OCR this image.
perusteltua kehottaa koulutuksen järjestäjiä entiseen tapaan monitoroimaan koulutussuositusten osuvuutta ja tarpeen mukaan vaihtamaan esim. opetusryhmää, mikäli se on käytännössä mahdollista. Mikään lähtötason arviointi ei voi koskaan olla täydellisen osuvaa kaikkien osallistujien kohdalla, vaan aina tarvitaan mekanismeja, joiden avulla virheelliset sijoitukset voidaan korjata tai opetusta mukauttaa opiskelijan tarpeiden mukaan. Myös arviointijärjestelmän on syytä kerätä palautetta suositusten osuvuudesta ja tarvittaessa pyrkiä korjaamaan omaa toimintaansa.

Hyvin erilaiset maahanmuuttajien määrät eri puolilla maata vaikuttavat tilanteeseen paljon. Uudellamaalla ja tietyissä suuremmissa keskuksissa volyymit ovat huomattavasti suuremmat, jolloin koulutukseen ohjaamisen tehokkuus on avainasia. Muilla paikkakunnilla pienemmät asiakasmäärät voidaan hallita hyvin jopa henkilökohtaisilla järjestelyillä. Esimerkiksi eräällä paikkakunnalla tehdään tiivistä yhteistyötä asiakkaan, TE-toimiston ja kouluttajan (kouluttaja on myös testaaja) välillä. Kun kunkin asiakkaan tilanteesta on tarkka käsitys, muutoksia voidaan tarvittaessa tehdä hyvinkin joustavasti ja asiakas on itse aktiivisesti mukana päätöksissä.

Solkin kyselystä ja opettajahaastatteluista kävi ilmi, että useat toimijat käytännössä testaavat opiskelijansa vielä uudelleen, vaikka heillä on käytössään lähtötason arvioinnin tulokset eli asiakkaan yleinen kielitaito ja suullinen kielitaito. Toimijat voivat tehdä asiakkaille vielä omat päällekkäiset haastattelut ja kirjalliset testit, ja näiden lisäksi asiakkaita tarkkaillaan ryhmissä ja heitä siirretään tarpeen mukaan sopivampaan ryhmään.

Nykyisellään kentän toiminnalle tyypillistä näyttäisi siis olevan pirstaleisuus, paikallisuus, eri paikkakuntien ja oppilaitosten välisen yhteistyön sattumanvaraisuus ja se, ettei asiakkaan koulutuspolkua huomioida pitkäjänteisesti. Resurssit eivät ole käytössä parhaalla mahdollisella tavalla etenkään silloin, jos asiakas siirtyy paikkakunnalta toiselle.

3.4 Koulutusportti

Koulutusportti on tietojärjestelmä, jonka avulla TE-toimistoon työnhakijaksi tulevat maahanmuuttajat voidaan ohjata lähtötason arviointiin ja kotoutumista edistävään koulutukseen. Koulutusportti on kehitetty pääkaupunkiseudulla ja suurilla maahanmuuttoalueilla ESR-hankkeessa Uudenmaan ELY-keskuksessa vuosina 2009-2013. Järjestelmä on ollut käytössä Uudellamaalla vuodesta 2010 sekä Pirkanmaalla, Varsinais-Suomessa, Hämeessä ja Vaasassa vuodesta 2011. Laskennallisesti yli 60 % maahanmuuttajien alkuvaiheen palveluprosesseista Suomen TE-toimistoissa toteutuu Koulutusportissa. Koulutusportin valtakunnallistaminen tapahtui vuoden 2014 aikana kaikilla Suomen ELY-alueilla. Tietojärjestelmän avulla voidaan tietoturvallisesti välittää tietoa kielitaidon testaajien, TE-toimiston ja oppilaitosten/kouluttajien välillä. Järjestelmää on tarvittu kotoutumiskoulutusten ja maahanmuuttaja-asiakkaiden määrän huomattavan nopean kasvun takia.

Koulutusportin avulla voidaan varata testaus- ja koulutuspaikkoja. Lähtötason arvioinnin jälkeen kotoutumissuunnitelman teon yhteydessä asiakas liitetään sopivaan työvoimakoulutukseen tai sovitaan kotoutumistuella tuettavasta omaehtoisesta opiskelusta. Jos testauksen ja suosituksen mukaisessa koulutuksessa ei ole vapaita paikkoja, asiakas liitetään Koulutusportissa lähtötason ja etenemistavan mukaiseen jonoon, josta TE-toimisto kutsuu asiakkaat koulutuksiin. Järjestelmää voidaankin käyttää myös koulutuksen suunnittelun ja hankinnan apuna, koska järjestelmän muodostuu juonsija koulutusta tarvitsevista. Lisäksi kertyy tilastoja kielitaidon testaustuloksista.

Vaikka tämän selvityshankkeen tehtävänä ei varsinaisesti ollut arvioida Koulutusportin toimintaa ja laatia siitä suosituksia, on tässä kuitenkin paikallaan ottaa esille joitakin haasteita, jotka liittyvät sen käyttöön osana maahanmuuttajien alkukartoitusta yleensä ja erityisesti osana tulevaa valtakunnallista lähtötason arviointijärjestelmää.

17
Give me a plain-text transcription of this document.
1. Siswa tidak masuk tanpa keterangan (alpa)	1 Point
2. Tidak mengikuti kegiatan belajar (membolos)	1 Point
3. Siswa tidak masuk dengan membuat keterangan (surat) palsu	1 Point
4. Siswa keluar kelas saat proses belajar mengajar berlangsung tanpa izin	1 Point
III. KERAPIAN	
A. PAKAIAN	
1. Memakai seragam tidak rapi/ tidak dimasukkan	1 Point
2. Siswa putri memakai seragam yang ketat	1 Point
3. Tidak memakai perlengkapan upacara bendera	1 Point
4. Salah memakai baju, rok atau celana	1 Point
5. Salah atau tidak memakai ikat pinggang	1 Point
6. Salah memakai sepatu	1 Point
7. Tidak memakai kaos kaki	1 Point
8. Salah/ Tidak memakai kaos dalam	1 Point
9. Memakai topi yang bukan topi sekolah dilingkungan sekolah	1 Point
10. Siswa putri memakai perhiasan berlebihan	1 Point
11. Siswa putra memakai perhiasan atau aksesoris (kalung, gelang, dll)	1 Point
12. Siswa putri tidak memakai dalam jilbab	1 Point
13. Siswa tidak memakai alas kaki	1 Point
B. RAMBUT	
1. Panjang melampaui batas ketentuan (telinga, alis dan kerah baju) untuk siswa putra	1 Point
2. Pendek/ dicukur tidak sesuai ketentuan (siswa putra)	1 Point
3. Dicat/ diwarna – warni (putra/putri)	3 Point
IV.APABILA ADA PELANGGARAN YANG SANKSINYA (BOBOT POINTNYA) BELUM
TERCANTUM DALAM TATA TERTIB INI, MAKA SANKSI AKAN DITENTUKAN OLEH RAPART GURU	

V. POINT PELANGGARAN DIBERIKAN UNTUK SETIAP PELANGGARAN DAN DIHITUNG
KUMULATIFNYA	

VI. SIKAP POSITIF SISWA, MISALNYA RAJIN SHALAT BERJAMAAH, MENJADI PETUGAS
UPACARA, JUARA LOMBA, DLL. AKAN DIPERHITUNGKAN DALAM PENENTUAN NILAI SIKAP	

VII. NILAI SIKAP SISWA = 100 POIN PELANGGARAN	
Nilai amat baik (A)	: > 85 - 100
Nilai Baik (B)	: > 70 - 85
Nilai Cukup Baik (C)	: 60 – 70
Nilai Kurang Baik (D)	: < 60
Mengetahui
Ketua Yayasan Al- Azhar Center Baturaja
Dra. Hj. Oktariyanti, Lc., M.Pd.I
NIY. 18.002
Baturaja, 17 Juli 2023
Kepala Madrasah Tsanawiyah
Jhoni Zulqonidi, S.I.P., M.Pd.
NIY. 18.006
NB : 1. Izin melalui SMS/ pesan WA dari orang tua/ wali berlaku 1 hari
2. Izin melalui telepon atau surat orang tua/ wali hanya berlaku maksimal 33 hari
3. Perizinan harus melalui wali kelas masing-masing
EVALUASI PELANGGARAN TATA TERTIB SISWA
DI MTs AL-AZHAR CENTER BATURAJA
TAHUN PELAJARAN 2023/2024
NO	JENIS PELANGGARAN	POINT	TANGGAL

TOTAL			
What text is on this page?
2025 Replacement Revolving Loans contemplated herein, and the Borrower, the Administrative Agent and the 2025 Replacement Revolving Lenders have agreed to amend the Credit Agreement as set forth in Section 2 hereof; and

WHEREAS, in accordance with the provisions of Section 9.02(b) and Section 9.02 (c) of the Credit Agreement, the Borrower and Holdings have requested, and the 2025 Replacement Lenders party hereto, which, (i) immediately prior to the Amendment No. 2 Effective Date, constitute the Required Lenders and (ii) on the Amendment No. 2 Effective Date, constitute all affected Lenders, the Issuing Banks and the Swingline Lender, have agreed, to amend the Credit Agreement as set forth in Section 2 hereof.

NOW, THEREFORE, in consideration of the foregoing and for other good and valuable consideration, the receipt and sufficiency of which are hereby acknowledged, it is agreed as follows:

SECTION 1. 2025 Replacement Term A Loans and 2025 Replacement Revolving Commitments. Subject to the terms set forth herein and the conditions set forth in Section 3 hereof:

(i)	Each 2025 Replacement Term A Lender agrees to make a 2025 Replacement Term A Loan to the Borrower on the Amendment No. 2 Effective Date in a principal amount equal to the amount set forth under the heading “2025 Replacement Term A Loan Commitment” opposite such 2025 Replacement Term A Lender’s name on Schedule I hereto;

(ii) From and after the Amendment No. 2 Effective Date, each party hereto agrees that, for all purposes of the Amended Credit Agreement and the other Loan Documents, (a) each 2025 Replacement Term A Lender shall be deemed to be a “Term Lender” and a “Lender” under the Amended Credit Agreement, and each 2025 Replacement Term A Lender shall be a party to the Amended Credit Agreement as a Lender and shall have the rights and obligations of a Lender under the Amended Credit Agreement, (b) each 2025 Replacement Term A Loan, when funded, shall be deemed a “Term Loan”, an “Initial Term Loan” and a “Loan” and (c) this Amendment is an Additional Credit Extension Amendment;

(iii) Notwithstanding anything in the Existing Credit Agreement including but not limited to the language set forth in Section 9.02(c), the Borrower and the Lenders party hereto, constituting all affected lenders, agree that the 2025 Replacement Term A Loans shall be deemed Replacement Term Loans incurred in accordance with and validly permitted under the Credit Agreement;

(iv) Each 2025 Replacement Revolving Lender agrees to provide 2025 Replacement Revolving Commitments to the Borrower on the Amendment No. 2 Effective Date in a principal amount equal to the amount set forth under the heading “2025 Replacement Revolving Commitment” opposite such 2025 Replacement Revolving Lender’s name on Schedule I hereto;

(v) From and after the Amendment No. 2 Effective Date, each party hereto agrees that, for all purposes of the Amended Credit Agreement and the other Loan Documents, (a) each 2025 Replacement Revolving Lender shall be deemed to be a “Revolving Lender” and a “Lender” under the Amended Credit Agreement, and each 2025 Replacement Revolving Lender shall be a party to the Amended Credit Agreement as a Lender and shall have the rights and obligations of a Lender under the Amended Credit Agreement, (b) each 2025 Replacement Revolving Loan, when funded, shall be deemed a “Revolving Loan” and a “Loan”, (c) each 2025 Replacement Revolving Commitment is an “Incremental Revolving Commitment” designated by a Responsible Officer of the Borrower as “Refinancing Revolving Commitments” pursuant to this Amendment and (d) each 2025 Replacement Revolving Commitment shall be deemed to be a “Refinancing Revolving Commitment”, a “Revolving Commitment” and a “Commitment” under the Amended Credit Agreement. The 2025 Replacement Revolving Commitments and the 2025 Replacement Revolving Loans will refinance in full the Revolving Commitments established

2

------------------------------------------------------------------------

> [Written request]
A single figure is required: the number of lines above in which the word "hari" occurs.

> [Answer]
2